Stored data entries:
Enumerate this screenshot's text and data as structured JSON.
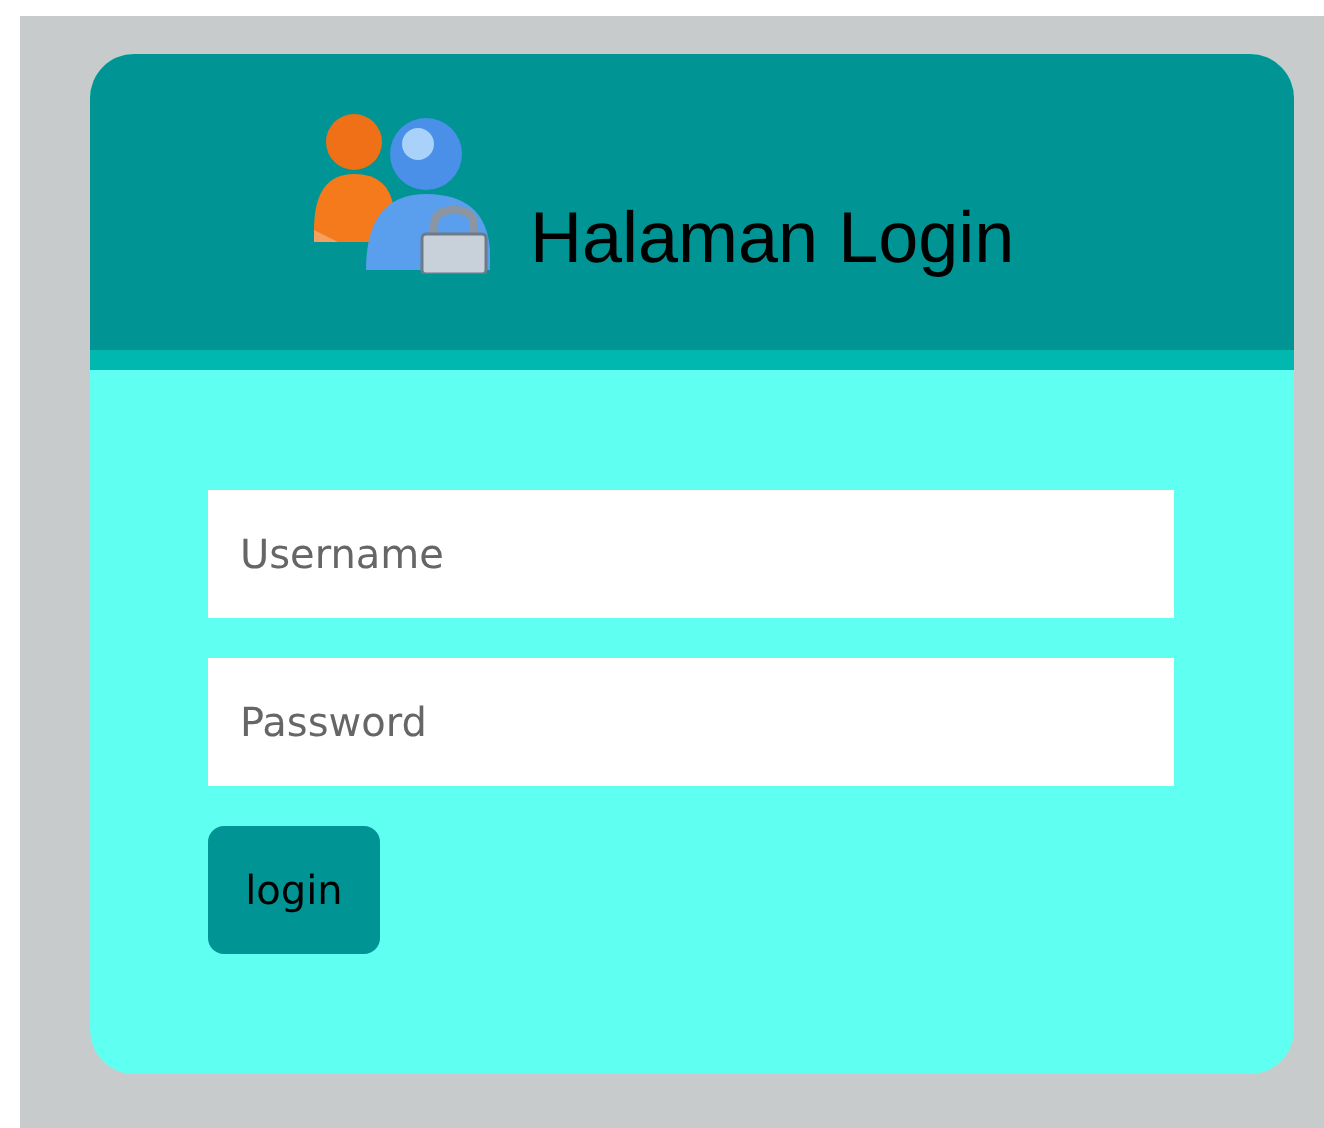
{
  "header": {
    "title": "Halaman Login"
  },
  "form": {
    "fields": [
      {
        "placeholder": "Username"
      },
      {
        "placeholder": "Password"
      }
    ],
    "button": "login"
  }
}
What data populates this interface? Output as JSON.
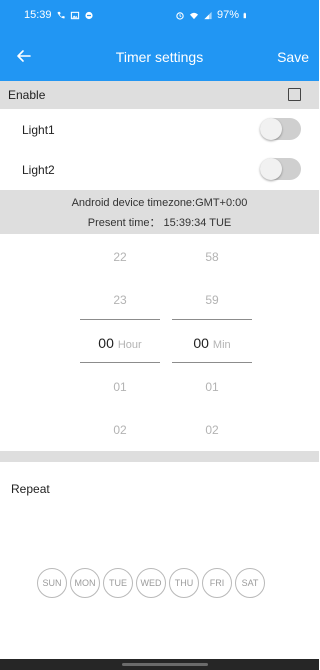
{
  "status_bar": {
    "time": "15:39",
    "battery": "97%",
    "icons_left": [
      "phone-icon",
      "image-icon",
      "chat-icon"
    ],
    "icons_right": [
      "alarm-icon",
      "wifi-icon",
      "signal-icon",
      "battery-icon"
    ]
  },
  "app_bar": {
    "title": "Timer settings",
    "save_label": "Save",
    "back_icon": "arrow-left-icon"
  },
  "enable": {
    "label": "Enable",
    "checked": false
  },
  "lights": [
    {
      "label": "Light1",
      "on": false
    },
    {
      "label": "Light2",
      "on": false
    }
  ],
  "info": {
    "timezone": "Android device timezone:GMT+0:00",
    "present_time": "Present time： 15:39:34 TUE"
  },
  "hour_picker": {
    "values": [
      "22",
      "23",
      "00",
      "01",
      "02"
    ],
    "selected": "00",
    "unit": "Hour"
  },
  "minute_picker": {
    "values": [
      "58",
      "59",
      "00",
      "01",
      "02"
    ],
    "selected": "00",
    "unit": "Min"
  },
  "repeat": {
    "label": "Repeat",
    "days": [
      "SUN",
      "MON",
      "TUE",
      "WED",
      "THU",
      "FRI",
      "SAT"
    ]
  },
  "colors": {
    "primary": "#2196f3",
    "section_bg": "#dedede"
  }
}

- [Aim of the task] Reproduce every record above exactly, omitting the pictures.

- [Exercise output]
Enumerate this screenshot's text and data as structured JSON.
{
  "header": {
    "title": "Halaman Login"
  },
  "form": {
    "fields": [
      {
        "placeholder": "Username"
      },
      {
        "placeholder": "Password"
      }
    ],
    "button": "login"
  }
}
What data populates this interface? Output as JSON.
{
  "status_bar": {
    "time": "15:39",
    "battery": "97%",
    "icons_left": [
      "phone-icon",
      "image-icon",
      "chat-icon"
    ],
    "icons_right": [
      "alarm-icon",
      "wifi-icon",
      "signal-icon",
      "battery-icon"
    ]
  },
  "app_bar": {
    "title": "Timer settings",
    "save_label": "Save",
    "back_icon": "arrow-left-icon"
  },
  "enable": {
    "label": "Enable",
    "checked": false
  },
  "lights": [
    {
      "label": "Light1",
      "on": false
    },
    {
      "label": "Light2",
      "on": false
    }
  ],
  "info": {
    "timezone": "Android device timezone:GMT+0:00",
    "present_time": "Present time： 15:39:34 TUE"
  },
  "hour_picker": {
    "values": [
      "22",
      "23",
      "00",
      "01",
      "02"
    ],
    "selected": "00",
    "unit": "Hour"
  },
  "minute_picker": {
    "values": [
      "58",
      "59",
      "00",
      "01",
      "02"
    ],
    "selected": "00",
    "unit": "Min"
  },
  "repeat": {
    "label": "Repeat",
    "days": [
      "SUN",
      "MON",
      "TUE",
      "WED",
      "THU",
      "FRI",
      "SAT"
    ]
  },
  "colors": {
    "primary": "#2196f3",
    "section_bg": "#dedede"
  }
}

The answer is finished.